====== Stored data ======

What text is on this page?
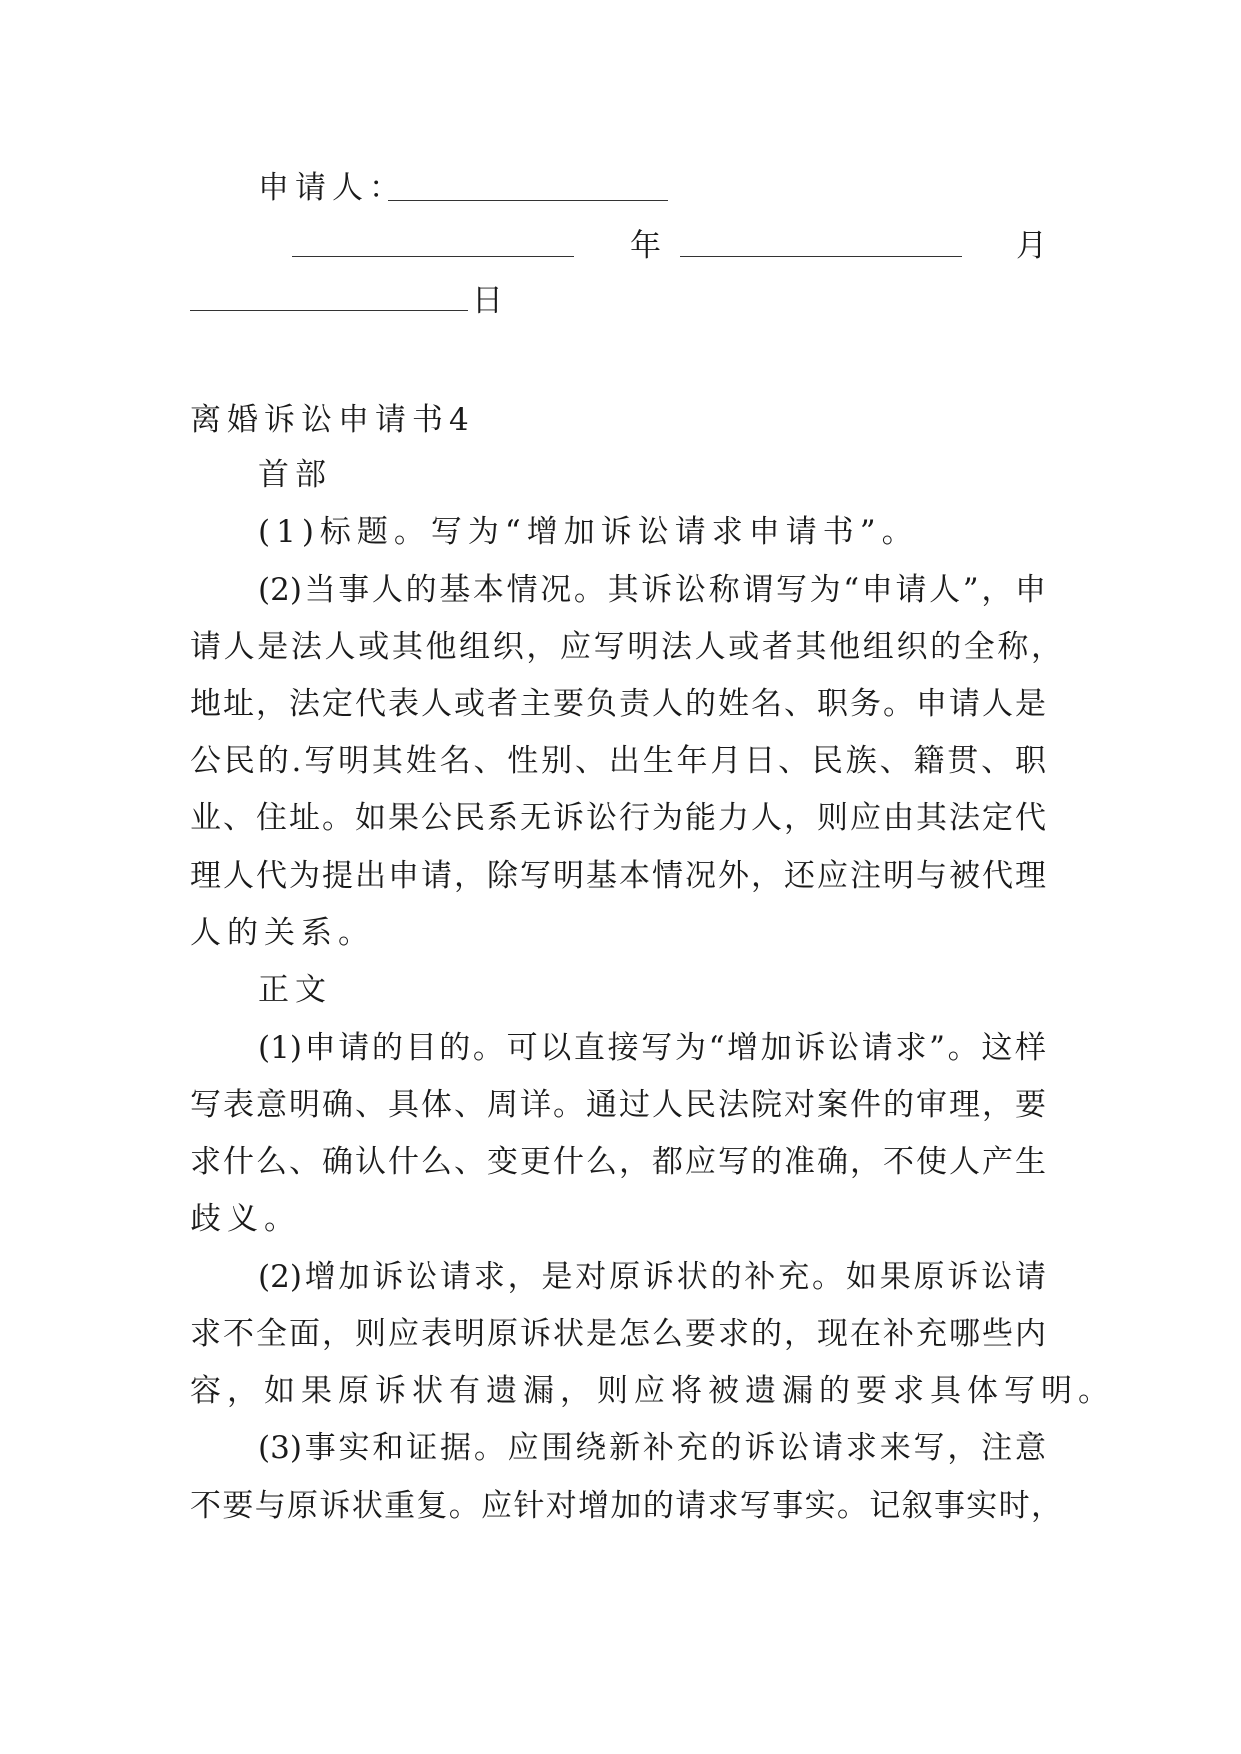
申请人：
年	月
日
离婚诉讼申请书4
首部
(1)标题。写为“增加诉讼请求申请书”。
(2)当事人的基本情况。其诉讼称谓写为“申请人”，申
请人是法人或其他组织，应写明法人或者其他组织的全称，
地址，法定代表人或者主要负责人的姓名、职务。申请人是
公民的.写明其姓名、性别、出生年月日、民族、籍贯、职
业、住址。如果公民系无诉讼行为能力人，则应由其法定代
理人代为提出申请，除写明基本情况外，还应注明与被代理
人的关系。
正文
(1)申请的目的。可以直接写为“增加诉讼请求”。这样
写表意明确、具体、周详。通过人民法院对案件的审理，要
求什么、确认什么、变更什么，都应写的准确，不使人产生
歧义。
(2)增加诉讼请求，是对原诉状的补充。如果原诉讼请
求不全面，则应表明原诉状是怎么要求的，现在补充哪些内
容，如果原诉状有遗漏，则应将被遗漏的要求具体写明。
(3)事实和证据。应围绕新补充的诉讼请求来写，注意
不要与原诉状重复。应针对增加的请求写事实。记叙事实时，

======
====== Stored data ======

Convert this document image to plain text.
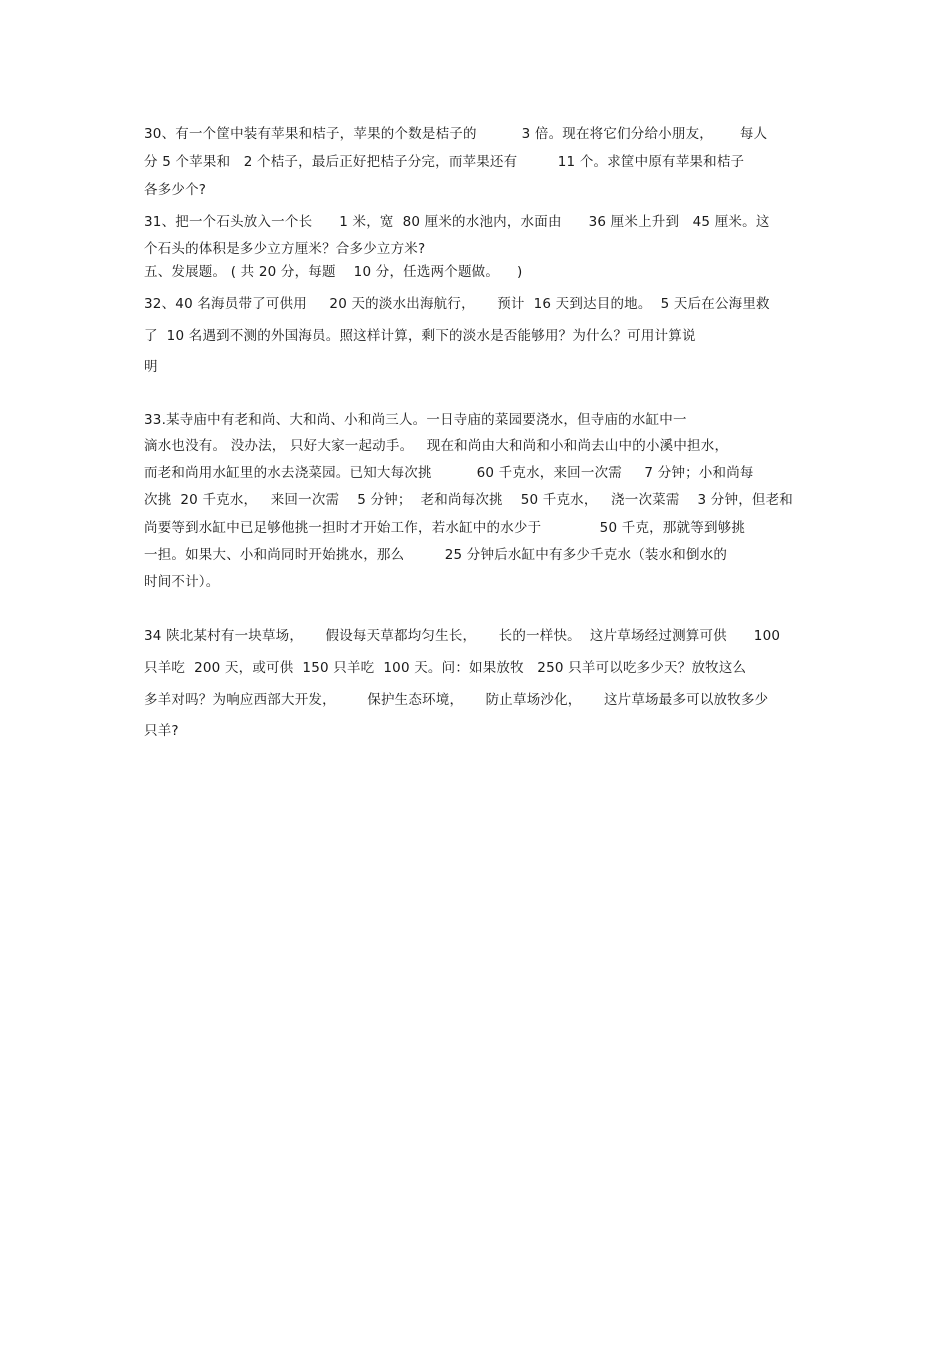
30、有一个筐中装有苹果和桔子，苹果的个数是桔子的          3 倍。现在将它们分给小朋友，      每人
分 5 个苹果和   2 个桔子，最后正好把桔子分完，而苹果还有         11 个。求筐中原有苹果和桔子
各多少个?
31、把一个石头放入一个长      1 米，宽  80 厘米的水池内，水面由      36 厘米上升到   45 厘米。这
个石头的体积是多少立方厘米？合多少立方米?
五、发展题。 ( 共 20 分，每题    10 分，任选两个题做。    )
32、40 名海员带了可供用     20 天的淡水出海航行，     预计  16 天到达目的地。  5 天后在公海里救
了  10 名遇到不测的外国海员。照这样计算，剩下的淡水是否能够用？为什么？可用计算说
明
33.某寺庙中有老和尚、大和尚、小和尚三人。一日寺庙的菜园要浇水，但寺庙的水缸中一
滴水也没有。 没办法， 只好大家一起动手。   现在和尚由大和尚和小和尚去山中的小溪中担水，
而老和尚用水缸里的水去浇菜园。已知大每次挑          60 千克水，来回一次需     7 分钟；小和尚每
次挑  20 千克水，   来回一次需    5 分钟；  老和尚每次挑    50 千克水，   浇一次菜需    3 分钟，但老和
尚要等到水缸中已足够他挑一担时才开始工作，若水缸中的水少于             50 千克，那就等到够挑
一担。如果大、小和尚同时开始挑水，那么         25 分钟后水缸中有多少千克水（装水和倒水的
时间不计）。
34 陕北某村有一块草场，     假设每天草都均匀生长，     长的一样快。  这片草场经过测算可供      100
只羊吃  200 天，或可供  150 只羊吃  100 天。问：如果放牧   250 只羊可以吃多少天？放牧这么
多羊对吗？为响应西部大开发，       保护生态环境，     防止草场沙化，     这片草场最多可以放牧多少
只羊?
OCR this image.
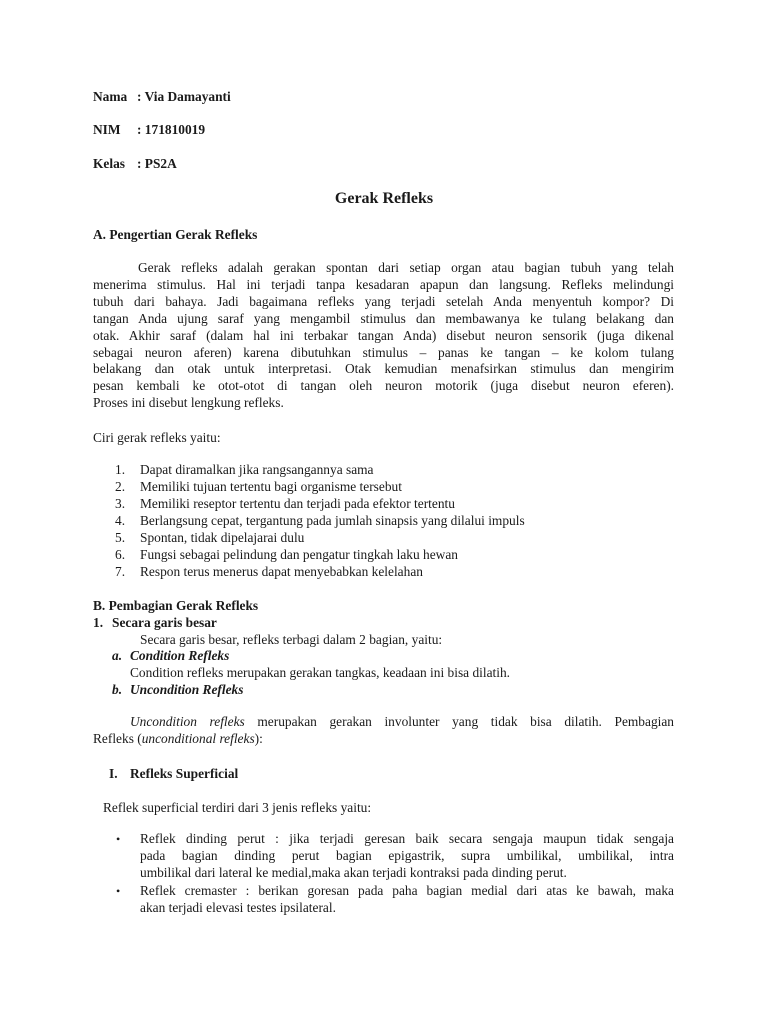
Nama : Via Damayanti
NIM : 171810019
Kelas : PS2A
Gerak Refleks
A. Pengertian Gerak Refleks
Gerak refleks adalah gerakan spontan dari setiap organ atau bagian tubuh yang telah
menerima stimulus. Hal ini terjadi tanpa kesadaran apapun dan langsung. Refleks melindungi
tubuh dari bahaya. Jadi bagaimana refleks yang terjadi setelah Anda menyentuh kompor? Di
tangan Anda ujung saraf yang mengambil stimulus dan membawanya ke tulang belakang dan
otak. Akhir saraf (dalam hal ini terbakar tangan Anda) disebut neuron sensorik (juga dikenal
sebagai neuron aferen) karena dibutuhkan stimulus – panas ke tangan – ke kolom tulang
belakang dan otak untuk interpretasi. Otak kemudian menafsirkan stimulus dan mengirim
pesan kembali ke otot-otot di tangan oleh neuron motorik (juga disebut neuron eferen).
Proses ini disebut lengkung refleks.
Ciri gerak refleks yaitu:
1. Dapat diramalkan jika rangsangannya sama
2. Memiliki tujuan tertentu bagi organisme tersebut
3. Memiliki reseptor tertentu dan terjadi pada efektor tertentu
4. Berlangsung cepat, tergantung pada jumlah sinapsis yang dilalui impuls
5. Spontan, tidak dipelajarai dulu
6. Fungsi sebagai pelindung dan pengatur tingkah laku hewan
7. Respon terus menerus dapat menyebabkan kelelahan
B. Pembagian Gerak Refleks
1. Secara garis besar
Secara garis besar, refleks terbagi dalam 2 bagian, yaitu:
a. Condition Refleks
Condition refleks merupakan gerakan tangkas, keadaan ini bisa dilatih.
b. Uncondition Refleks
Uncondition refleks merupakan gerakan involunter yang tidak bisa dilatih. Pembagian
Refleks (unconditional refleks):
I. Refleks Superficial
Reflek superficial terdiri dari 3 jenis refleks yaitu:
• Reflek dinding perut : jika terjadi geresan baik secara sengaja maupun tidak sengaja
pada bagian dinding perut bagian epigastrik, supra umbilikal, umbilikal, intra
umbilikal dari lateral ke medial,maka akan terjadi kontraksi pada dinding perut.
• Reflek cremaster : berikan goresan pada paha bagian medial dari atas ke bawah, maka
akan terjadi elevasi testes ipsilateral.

======

• [What is expected]
Your task is to collect every line above that contains the word "saraf".

• [Completed task]
tangan Anda ujung saraf yang mengambil stimulus dan membawanya ke tulang belakang dan
otak. Akhir saraf (dalam hal ini terbakar tangan Anda) disebut neuron sensorik (juga dikenal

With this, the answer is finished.